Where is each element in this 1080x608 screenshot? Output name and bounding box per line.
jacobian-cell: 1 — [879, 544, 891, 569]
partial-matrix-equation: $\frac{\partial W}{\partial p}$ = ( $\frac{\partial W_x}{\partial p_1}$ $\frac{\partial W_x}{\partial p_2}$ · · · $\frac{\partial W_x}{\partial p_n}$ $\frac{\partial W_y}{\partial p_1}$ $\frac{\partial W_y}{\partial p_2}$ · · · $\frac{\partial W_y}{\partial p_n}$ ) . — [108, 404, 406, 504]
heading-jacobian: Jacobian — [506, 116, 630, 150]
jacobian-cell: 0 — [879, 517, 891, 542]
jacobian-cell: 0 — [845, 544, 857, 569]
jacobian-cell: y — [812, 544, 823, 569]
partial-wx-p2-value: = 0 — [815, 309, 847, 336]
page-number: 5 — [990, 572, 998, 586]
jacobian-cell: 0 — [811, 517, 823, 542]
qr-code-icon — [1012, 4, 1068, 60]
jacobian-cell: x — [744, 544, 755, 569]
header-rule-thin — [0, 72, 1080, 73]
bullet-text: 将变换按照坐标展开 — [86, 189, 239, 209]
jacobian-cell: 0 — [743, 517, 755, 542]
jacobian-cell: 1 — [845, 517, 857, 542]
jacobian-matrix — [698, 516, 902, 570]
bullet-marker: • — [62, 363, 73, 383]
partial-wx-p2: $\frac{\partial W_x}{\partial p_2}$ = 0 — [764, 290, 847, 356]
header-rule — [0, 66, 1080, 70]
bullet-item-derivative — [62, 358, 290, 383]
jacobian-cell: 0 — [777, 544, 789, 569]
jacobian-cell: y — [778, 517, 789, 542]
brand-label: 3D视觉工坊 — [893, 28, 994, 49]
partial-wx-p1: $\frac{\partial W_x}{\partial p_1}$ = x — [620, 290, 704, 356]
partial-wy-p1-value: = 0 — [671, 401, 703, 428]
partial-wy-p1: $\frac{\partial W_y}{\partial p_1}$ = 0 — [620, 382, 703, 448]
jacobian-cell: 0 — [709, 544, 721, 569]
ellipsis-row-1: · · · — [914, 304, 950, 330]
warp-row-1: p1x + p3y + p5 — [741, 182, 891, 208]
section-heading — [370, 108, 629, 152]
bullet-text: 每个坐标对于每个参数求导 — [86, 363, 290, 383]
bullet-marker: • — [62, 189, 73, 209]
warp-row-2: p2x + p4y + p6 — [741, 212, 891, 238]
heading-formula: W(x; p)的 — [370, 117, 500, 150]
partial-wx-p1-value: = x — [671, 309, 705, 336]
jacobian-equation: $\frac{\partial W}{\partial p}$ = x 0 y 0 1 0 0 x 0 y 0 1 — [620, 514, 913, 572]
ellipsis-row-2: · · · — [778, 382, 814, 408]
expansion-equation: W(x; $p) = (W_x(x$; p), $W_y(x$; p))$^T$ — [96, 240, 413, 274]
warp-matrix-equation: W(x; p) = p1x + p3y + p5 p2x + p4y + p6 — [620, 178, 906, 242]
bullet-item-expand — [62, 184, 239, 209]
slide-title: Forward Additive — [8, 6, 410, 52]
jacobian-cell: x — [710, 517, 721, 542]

####

Copy out every line of the data above exactly as it appears.

> **FINAL RESULT**:
Where is each element in this 1080x608 screenshot? Output name and bounding box per line.
jacobian-cell: 1 — [879, 544, 891, 569]
partial-matrix-equation: $\frac{\partial W}{\partial p}$ = ( $\frac{\partial W_x}{\partial p_1}$ $\frac{\partial W_x}{\partial p_2}$ · · · $\frac{\partial W_x}{\partial p_n}$ $\frac{\partial W_y}{\partial p_1}$ $\frac{\partial W_y}{\partial p_2}$ · · · $\frac{\partial W_y}{\partial p_n}$ ) . — [108, 404, 406, 504]
heading-jacobian: Jacobian — [506, 116, 630, 150]
jacobian-cell: 0 — [879, 517, 891, 542]
jacobian-cell: 0 — [845, 544, 857, 569]
jacobian-cell: y — [812, 544, 823, 569]
partial-wx-p2-value: = 0 — [815, 309, 847, 336]
page-number: 5 — [990, 572, 998, 586]
jacobian-cell: 0 — [811, 517, 823, 542]
qr-code-icon — [1012, 4, 1068, 60]
jacobian-cell: x — [744, 544, 755, 569]
header-rule-thin — [0, 72, 1080, 73]
bullet-text: 将变换按照坐标展开 — [86, 189, 239, 209]
jacobian-cell: 0 — [743, 517, 755, 542]
jacobian-cell: 1 — [845, 517, 857, 542]
jacobian-matrix — [698, 516, 902, 570]
bullet-marker: • — [62, 363, 73, 383]
partial-wx-p2: $\frac{\partial W_x}{\partial p_2}$ = 0 — [764, 290, 847, 356]
header-rule — [0, 66, 1080, 70]
bullet-item-derivative — [62, 358, 290, 383]
jacobian-cell: 0 — [777, 544, 789, 569]
jacobian-cell: y — [778, 517, 789, 542]
brand-label: 3D视觉工坊 — [893, 28, 994, 49]
partial-wx-p1: $\frac{\partial W_x}{\partial p_1}$ = x — [620, 290, 704, 356]
partial-wy-p1-value: = 0 — [671, 401, 703, 428]
partial-wy-p1: $\frac{\partial W_y}{\partial p_1}$ = 0 — [620, 382, 703, 448]
jacobian-cell: 0 — [709, 544, 721, 569]
ellipsis-row-1: · · · — [914, 304, 950, 330]
warp-row-1: p1x + p3y + p5 — [741, 182, 891, 208]
section-heading — [370, 108, 629, 152]
bullet-text: 每个坐标对于每个参数求导 — [86, 363, 290, 383]
bullet-marker: • — [62, 189, 73, 209]
warp-row-2: p2x + p4y + p6 — [741, 212, 891, 238]
heading-formula: W(x; p)的 — [370, 117, 500, 150]
partial-wx-p1-value: = x — [671, 309, 705, 336]
jacobian-equation: $\frac{\partial W}{\partial p}$ = x 0 y 0 1 0 0 x 0 y 0 1 — [620, 514, 913, 572]
ellipsis-row-2: · · · — [778, 382, 814, 408]
expansion-equation: W(x; $p) = (W_x(x$; p), $W_y(x$; p))$^T$ — [96, 240, 413, 274]
warp-matrix-equation: W(x; p) = p1x + p3y + p5 p2x + p4y + p6 — [620, 178, 906, 242]
bullet-item-expand — [62, 184, 239, 209]
slide-title: Forward Additive — [8, 6, 410, 52]
jacobian-cell: x — [710, 517, 721, 542]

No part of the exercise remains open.